• [WHAT IS REQUIRED]:
Transcribe the material word for word, but without the images.

-- Begin RECORDS SHOWN --

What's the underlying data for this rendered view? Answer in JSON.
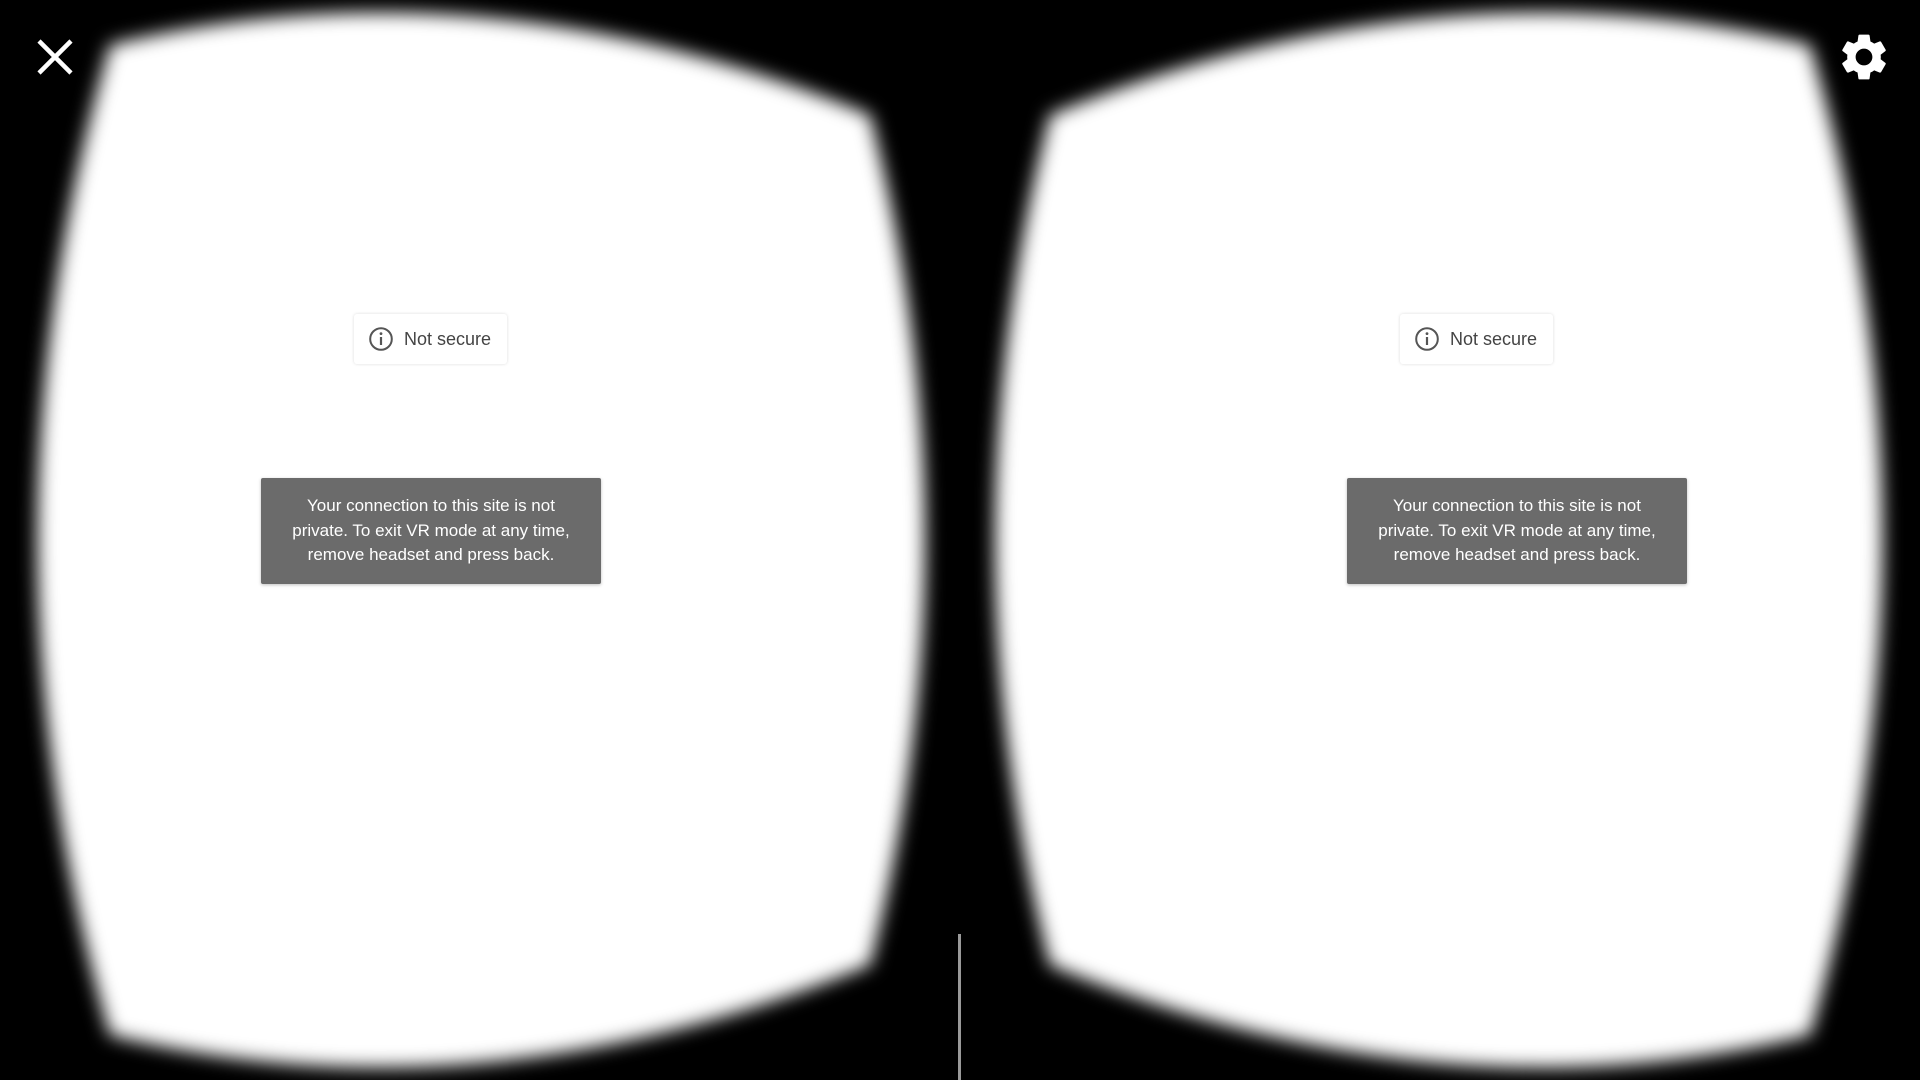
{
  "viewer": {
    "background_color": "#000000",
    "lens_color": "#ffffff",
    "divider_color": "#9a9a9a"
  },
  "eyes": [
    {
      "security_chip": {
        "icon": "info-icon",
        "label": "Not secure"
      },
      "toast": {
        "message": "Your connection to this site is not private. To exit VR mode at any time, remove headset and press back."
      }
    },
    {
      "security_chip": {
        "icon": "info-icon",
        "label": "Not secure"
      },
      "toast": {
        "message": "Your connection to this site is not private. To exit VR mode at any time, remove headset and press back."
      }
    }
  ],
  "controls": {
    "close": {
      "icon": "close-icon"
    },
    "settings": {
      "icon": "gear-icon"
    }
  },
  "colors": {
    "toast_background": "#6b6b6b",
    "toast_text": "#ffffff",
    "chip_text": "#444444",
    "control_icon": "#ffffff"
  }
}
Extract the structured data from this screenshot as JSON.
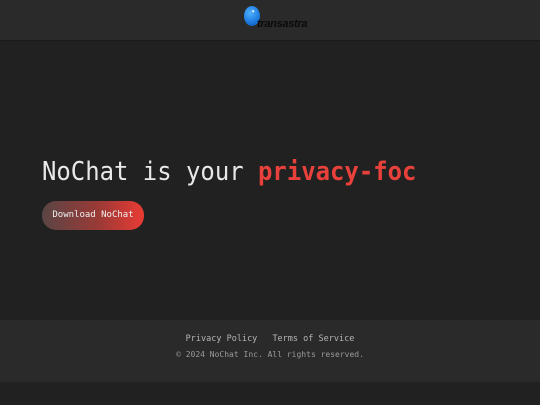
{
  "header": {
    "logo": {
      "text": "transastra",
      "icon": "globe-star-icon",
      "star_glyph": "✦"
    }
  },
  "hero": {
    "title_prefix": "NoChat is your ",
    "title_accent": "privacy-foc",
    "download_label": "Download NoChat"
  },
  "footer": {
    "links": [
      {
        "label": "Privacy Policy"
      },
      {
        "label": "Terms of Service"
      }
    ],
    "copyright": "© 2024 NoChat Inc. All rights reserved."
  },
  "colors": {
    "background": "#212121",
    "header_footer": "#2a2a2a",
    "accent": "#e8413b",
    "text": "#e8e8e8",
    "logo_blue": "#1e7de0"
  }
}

-- End RECORDS SHOWN --

• [TASK RESPONSE]:
What's the underlying data for this rendered view? Answer in JSON.
{
  "viewer": {
    "background_color": "#000000",
    "lens_color": "#ffffff",
    "divider_color": "#9a9a9a"
  },
  "eyes": [
    {
      "security_chip": {
        "icon": "info-icon",
        "label": "Not secure"
      },
      "toast": {
        "message": "Your connection to this site is not private. To exit VR mode at any time, remove headset and press back."
      }
    },
    {
      "security_chip": {
        "icon": "info-icon",
        "label": "Not secure"
      },
      "toast": {
        "message": "Your connection to this site is not private. To exit VR mode at any time, remove headset and press back."
      }
    }
  ],
  "controls": {
    "close": {
      "icon": "close-icon"
    },
    "settings": {
      "icon": "gear-icon"
    }
  },
  "colors": {
    "toast_background": "#6b6b6b",
    "toast_text": "#ffffff",
    "chip_text": "#444444",
    "control_icon": "#ffffff"
  }
}
Extract the structured data from this screenshot as JSON.
{
  "header": {
    "logo": {
      "text": "transastra",
      "icon": "globe-star-icon",
      "star_glyph": "✦"
    }
  },
  "hero": {
    "title_prefix": "NoChat is your ",
    "title_accent": "privacy-foc",
    "download_label": "Download NoChat"
  },
  "footer": {
    "links": [
      {
        "label": "Privacy Policy"
      },
      {
        "label": "Terms of Service"
      }
    ],
    "copyright": "© 2024 NoChat Inc. All rights reserved."
  },
  "colors": {
    "background": "#212121",
    "header_footer": "#2a2a2a",
    "accent": "#e8413b",
    "text": "#e8e8e8",
    "logo_blue": "#1e7de0"
  }
}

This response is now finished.